Objective
Of all the lines in the material, how many contain the word "date"? State the number alone.

Supplied material
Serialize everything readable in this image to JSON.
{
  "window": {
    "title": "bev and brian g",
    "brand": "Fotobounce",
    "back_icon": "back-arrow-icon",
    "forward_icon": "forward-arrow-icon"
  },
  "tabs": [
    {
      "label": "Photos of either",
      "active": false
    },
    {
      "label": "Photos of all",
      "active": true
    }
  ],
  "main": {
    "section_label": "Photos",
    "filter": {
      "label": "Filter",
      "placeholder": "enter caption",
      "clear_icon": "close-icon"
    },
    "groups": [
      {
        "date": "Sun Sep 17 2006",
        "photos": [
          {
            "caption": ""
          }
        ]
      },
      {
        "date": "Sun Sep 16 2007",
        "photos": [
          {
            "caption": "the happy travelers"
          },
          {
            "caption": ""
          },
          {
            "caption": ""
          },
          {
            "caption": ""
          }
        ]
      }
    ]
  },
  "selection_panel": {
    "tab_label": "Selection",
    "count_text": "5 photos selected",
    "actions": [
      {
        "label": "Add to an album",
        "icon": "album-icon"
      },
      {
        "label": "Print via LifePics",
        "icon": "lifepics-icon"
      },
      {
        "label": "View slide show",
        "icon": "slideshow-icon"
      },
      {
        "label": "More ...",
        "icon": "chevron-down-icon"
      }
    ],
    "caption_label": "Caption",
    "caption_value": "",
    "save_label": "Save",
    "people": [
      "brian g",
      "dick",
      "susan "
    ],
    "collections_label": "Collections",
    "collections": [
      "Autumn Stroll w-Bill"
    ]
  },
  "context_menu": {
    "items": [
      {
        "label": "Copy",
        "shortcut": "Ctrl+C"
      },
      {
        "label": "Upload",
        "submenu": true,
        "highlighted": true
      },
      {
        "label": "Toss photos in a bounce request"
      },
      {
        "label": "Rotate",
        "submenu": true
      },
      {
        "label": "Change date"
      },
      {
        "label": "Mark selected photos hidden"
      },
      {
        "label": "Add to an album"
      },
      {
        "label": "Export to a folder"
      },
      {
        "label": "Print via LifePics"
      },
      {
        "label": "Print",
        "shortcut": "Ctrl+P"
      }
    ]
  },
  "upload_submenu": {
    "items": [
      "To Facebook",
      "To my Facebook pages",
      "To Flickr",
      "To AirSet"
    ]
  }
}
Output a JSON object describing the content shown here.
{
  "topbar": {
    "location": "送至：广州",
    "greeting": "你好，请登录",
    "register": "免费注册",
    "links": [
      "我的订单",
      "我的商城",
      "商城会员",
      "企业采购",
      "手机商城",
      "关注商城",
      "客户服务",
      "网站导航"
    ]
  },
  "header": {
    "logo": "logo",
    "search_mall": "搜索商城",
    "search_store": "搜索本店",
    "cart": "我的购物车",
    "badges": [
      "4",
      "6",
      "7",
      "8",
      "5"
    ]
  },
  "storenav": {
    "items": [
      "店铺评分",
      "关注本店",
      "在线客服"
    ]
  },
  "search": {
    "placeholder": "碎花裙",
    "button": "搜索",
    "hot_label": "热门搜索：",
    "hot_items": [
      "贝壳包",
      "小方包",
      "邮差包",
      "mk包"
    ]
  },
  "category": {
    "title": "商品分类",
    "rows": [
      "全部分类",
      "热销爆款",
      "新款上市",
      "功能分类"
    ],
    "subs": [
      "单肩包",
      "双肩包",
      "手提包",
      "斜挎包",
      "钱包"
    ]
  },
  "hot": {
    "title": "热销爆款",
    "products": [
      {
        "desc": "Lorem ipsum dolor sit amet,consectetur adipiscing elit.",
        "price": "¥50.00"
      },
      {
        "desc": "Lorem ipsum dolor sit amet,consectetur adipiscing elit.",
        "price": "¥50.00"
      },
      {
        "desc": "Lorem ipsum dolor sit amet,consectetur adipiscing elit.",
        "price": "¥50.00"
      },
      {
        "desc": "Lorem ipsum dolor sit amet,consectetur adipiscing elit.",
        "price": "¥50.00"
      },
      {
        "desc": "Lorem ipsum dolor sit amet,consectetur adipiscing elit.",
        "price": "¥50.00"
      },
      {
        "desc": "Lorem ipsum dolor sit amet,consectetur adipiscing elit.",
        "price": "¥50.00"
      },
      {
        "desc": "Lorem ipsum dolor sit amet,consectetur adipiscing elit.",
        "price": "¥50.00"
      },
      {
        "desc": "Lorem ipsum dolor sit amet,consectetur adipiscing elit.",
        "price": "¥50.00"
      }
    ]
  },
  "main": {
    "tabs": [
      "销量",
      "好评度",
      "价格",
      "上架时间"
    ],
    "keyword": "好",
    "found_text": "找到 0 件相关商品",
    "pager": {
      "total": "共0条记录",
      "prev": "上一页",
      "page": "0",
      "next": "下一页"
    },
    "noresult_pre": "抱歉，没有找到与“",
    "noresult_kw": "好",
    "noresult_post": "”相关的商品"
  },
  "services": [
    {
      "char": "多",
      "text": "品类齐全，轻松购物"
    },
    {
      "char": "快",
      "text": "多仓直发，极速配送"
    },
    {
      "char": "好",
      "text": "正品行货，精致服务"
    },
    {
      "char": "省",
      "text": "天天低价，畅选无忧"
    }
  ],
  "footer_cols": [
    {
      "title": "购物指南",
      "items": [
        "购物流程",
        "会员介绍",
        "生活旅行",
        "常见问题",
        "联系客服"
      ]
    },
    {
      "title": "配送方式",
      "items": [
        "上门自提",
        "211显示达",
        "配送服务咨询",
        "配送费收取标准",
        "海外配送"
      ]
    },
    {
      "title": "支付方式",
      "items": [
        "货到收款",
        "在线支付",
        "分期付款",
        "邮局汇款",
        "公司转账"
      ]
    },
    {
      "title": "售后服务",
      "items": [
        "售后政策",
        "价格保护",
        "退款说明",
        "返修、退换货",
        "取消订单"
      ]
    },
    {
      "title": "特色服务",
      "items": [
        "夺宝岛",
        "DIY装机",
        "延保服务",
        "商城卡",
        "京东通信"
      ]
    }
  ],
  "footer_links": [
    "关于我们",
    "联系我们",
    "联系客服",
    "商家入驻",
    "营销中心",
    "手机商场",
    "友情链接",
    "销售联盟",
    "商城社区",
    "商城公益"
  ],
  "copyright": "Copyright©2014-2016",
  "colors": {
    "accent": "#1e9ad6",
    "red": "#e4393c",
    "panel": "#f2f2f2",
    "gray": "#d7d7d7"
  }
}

Written solution
3